* begin EXTRACT *

The Parliamentary loss appears to have been slight, but of the Royalists over 200 were slain. Amongst the first to fall were the gallant Mayor, Adam Morte, and his son; the former was more than once heard to declare that before he would surrender the town he would set fire to it and begin with his own house.
Sir Gilbert Hoghton escaped and made his way to Wigan, but Lady Hoghton, Lady Girlington and Mr. Townley were all taken prisoners, and amongst the spoils taken were “three pieces of ordnance, a murdering piece, a great quantity of musquiets, and many horses, with two or three colours.”
Most of the conquering forces remained in Preston and began to strengthen its fortifications, and erected a strong sconce upon the marsh outside Preston, so as to command the fords over the Ribble. To keep alive the enthusiasm of the soldiers, as well as to disarm a dangerous foe, an attack on Hoghton Tower was decided on, and with this object three companies were despatched from Preston on February 14. This fine specimen of a baronial residence was well situated and fortified; it was from its tower that Sir Gilbert Hoghton was wont to light his beacon to call musters of the friends of the King; on its walls were mounted “three great pieces of ordnance.”
Sir Gilbert, as we have already seen, having escaped from Preston and gone to Wigan, and his wife being a prisoner, it is not to be wondered at that the little garrison at the Tower should be disheartened, and after a short parley give up the place.
The soldiers at once took possession, and whilst they were searching for arms and powder the place was blown up, and Captain Starkey and some threescore of his men were killed. This explosion was at the time put down as being caused by an act of treachery on the part of Sir Gilbert’s soldiers, but subsequently it appears to have been admitted that it was due to the carelessness of the victorious forces. The author of “Lancashire’s Valley of Achor” distinctly states that it was “fired by their neglected matches, or by that great souldier’s idoll, tobacco;” and he further adds that they were “burdened with the weight of their swearing, drunkennesse, plundering and wilfull waste at Preston.”

* end EXTRACT *
* begin RECORDS PROVIDED *

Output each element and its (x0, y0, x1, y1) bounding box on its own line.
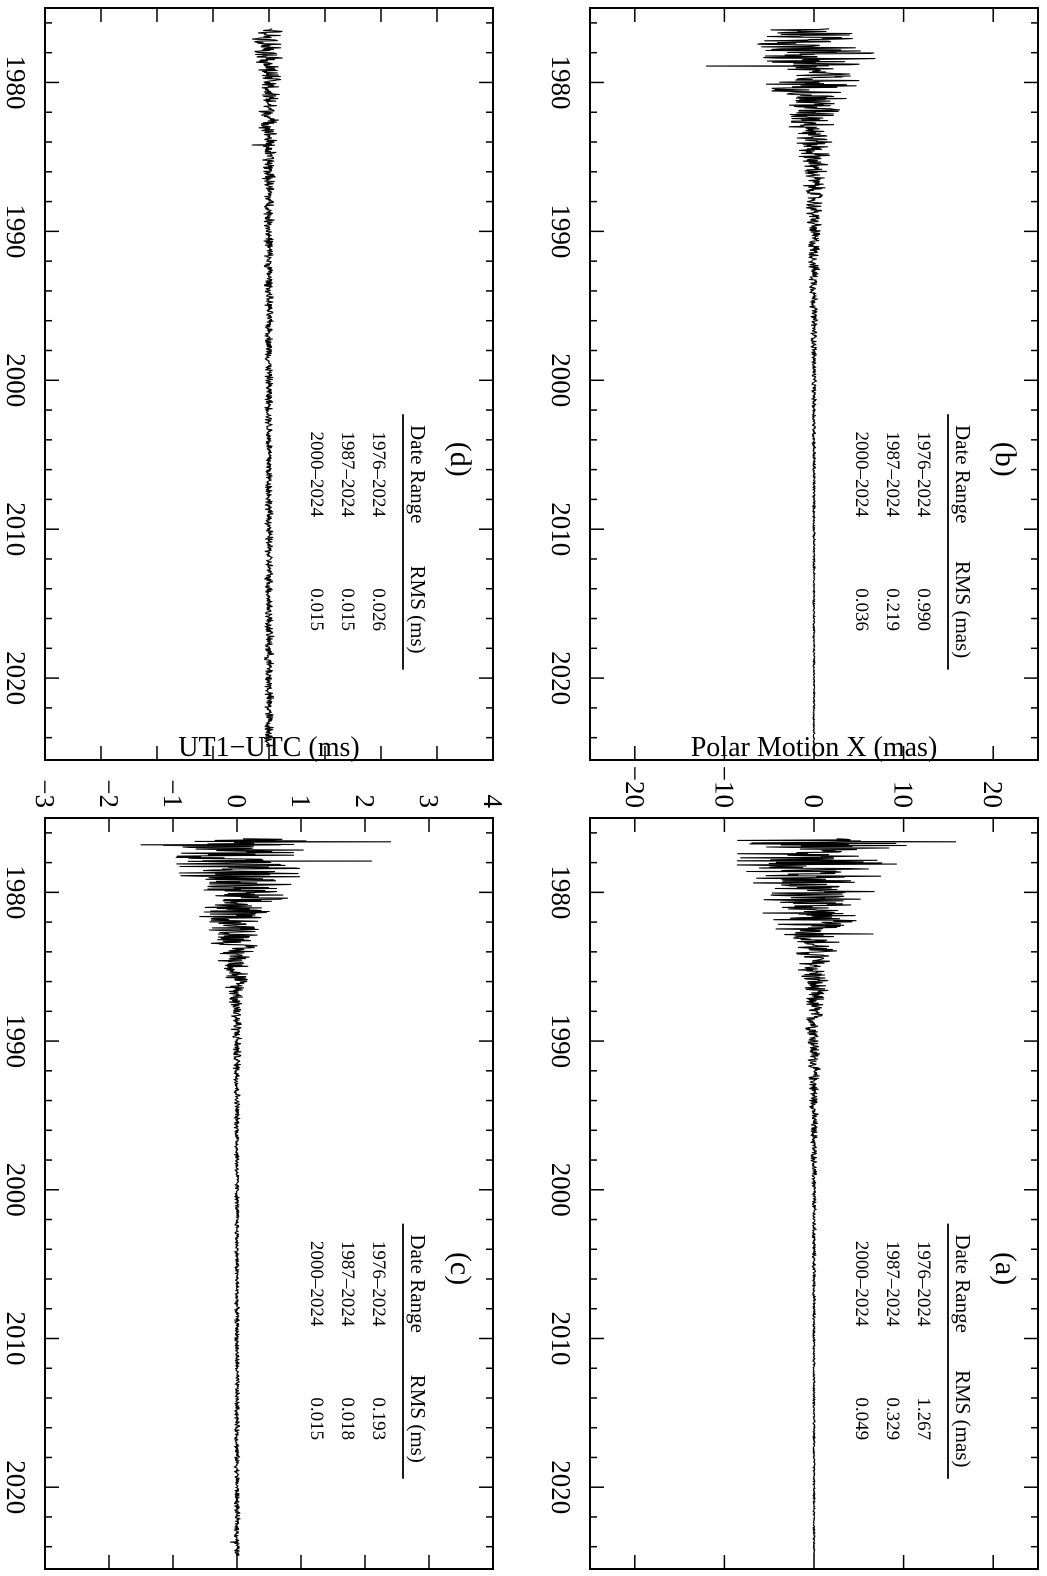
table-cell-range: 1987–2024 (337, 431, 358, 517)
table-cell-range: 2000–2024 (306, 1241, 327, 1327)
y-tick-label: 1 (286, 795, 316, 809)
x-tick-label: 2000 (1, 1163, 31, 1217)
x-tick-label: 2020 (546, 651, 576, 705)
x-tick-label: 2020 (1, 1460, 31, 1514)
plot-frame (44, 817, 494, 1570)
x-tick-label: 1990 (1, 204, 31, 258)
table-cell-range: 1987–2024 (882, 1241, 903, 1327)
table-header-rms: RMS (mas) (951, 1370, 975, 1467)
y-tick-label: −20 (620, 766, 650, 808)
y-tick-label: 0 (799, 795, 829, 809)
table-cell-rms: 0.049 (851, 1397, 872, 1440)
table-cell-range: 2000–2024 (851, 1241, 872, 1327)
x-tick-label: 2020 (1, 651, 31, 705)
x-tick-label: 2020 (546, 1460, 576, 1514)
panel-label: (b) (989, 442, 1022, 477)
x-tick-label: 1980 (1, 55, 31, 109)
x-tick-label: 2010 (546, 1311, 576, 1365)
y-tick-label: −3 (30, 779, 60, 808)
x-tick-label: 2000 (546, 1163, 576, 1217)
series-line (736, 838, 957, 1556)
table-cell-rms: 0.219 (882, 588, 903, 631)
y-tick-label: −2 (94, 779, 124, 808)
table-header-rms: RMS (ms) (406, 1375, 430, 1463)
x-tick-label: 2000 (1, 353, 31, 407)
table-header-rms: RMS (ms) (406, 566, 430, 654)
table-cell-rms: 0.036 (851, 588, 872, 631)
table-cell-range: 1976–2024 (368, 431, 389, 517)
table-cell-range: 1976–2024 (368, 1241, 389, 1327)
x-tick-label: 1980 (1, 865, 31, 919)
table-cell-rms: 0.026 (368, 588, 389, 631)
y-tick-label: −1 (158, 779, 188, 808)
x-tick-label: 1990 (1, 1014, 31, 1068)
panel-d: 19801990200020102020−2−1.5−1−0.500.511.5… (1, 7, 494, 761)
table-cell-range: 1987–2024 (882, 431, 903, 517)
table-cell-range: 2000–2024 (851, 431, 872, 517)
panel-label: (c) (444, 1252, 477, 1285)
x-tick-label: 2010 (1, 502, 31, 556)
table-cell-rms: 0.193 (368, 1397, 389, 1440)
table-cell-rms: 0.018 (337, 1397, 358, 1440)
y-tick-label: 20 (978, 781, 1008, 808)
y-tick-label: 3 (414, 795, 444, 809)
y-tick-label: 4 (478, 795, 508, 809)
table-cell-rms: 0.015 (306, 1397, 327, 1440)
table-cell-rms: 0.990 (913, 588, 934, 631)
x-tick-label: 1980 (546, 865, 576, 919)
table-cell-rms: 1.267 (913, 1397, 934, 1440)
table-header-date: Date Range (951, 1234, 975, 1333)
table-header-date: Date Range (951, 425, 975, 524)
table-cell-rms: 0.015 (337, 588, 358, 631)
table-cell-range: 1976–2024 (913, 431, 934, 517)
panel-label: (d) (444, 442, 477, 477)
x-tick-label: 1990 (546, 204, 576, 258)
table-header-rms: RMS (mas) (951, 561, 975, 658)
series-line (140, 838, 392, 1557)
table-cell-rms: 0.329 (882, 1397, 903, 1440)
table-header-date: Date Range (406, 1234, 430, 1333)
table-header-date: Date Range (406, 425, 430, 524)
x-tick-label: 1990 (546, 1014, 576, 1068)
table-cell-rms: 0.015 (306, 588, 327, 631)
table-cell-range: 2000–2024 (306, 431, 327, 517)
x-tick-label: 2010 (1, 1311, 31, 1365)
x-tick-label: 2000 (546, 353, 576, 407)
x-tick-label: 1980 (546, 55, 576, 109)
table-cell-range: 1976–2024 (913, 1241, 934, 1327)
y-tick-label: 10 (889, 781, 919, 808)
x-tick-label: 2010 (546, 502, 576, 556)
series-line (251, 28, 283, 748)
series-line (705, 28, 876, 747)
y-tick-label: 2 (350, 795, 380, 809)
y-tick-label: −10 (709, 766, 739, 808)
panel-label: (a) (989, 1252, 1022, 1285)
table-cell-range: 1987–2024 (337, 1241, 358, 1327)
y-tick-label: 0 (222, 795, 252, 809)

* end RECORDS PROVIDED *

** WHAT IS BEING ASKED **
Using the account of the fall of Preston above, list every item it names among the spoils taken from the Royalists.

** WRITTEN ANSWER **
- Three pieces of ordnance
- A murdering piece
- A great quantity of musquiets
- Many horses
- Two or three colours